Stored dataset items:
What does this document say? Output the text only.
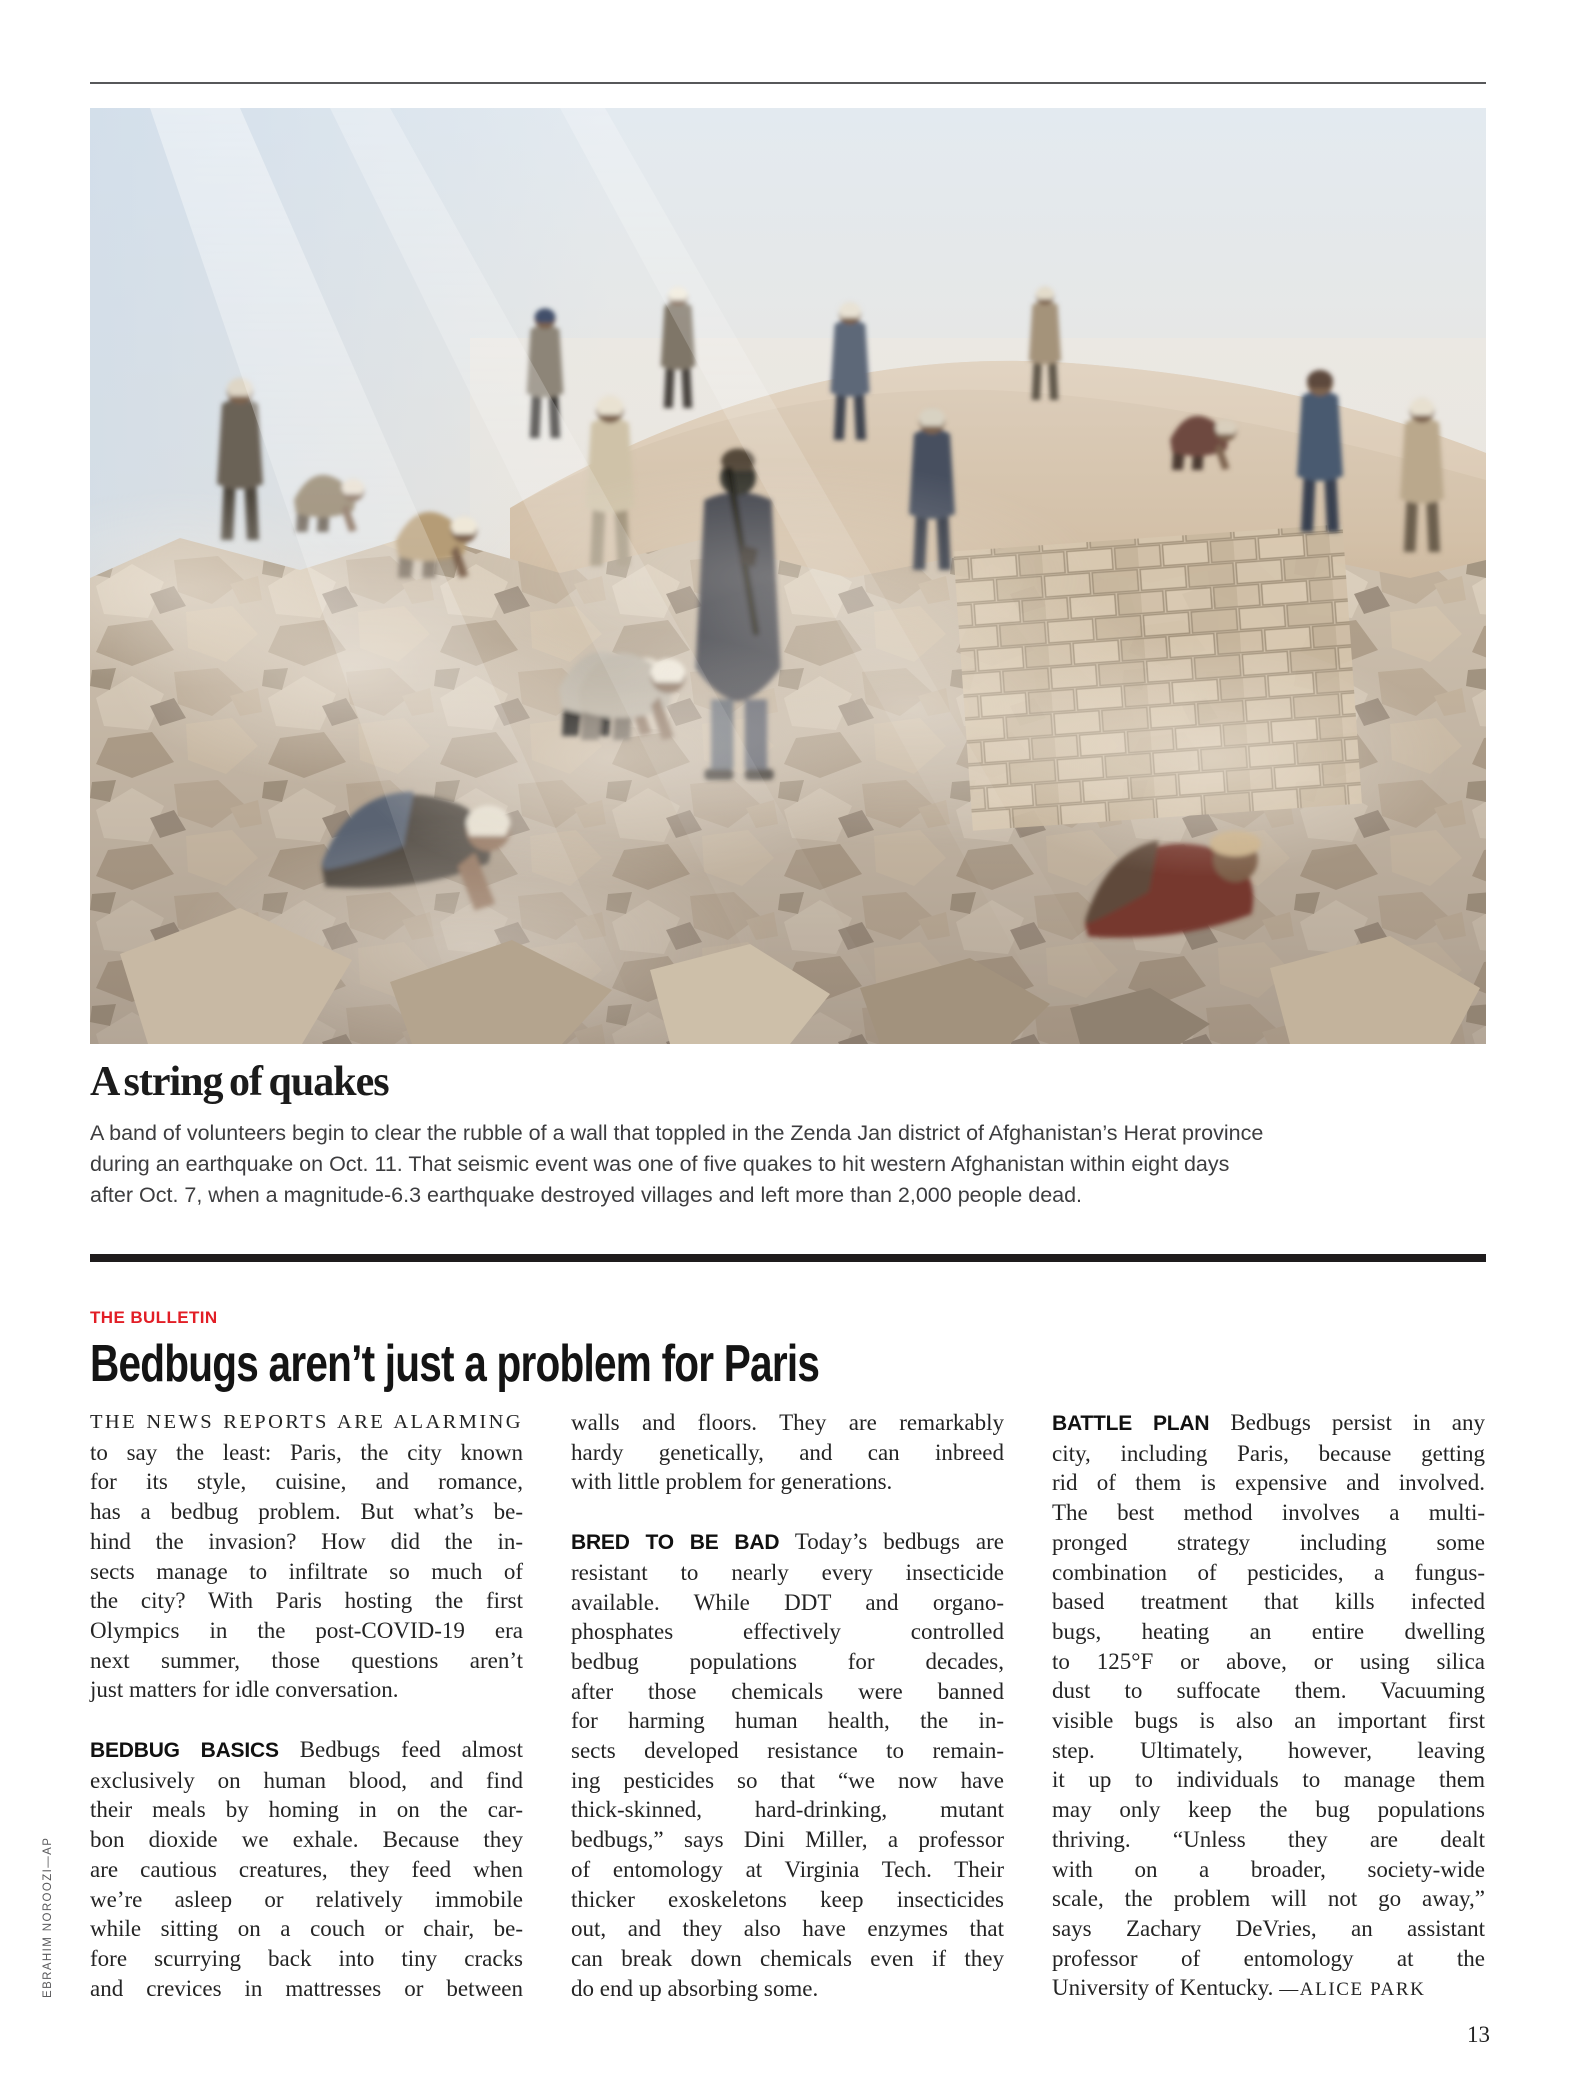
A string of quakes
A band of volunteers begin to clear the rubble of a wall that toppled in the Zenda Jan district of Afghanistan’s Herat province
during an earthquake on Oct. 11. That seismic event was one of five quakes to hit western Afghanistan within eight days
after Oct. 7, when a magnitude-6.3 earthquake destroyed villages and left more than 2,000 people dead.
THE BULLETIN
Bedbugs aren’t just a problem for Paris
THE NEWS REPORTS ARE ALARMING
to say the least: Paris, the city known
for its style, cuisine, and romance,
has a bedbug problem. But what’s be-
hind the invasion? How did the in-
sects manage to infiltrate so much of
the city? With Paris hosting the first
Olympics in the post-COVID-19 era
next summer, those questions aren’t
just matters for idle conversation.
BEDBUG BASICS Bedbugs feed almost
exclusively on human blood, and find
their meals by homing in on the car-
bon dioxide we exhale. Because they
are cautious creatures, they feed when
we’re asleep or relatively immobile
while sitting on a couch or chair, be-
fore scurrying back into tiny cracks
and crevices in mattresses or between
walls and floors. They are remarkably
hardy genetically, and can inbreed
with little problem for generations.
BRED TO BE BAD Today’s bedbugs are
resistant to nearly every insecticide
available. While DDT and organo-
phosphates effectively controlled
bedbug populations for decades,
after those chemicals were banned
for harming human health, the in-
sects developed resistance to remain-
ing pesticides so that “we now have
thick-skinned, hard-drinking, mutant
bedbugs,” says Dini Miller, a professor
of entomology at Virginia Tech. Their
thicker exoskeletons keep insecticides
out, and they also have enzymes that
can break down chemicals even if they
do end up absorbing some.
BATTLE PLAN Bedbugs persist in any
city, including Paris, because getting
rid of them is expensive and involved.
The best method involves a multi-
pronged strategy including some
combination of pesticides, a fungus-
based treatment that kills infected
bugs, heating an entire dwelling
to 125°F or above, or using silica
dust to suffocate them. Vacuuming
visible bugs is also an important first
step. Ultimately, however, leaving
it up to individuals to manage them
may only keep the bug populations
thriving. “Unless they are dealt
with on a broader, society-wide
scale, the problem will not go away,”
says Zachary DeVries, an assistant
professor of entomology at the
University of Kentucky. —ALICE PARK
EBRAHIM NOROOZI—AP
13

* * *

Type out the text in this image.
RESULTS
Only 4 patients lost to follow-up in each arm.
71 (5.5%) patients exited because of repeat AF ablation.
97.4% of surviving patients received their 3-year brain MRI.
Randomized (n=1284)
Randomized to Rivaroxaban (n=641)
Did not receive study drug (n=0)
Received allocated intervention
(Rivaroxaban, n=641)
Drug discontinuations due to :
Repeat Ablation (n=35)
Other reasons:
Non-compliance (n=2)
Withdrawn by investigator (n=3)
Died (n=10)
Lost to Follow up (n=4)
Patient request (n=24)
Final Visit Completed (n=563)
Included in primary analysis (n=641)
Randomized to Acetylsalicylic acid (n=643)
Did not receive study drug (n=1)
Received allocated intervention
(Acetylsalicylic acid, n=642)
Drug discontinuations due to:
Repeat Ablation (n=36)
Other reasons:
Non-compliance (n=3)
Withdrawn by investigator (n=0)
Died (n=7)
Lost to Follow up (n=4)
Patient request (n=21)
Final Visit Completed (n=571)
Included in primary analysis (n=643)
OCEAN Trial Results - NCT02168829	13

**What to work on:**
Your answer should be a single number: the count of lines in the entries that contain "those".

**Expected output:**
2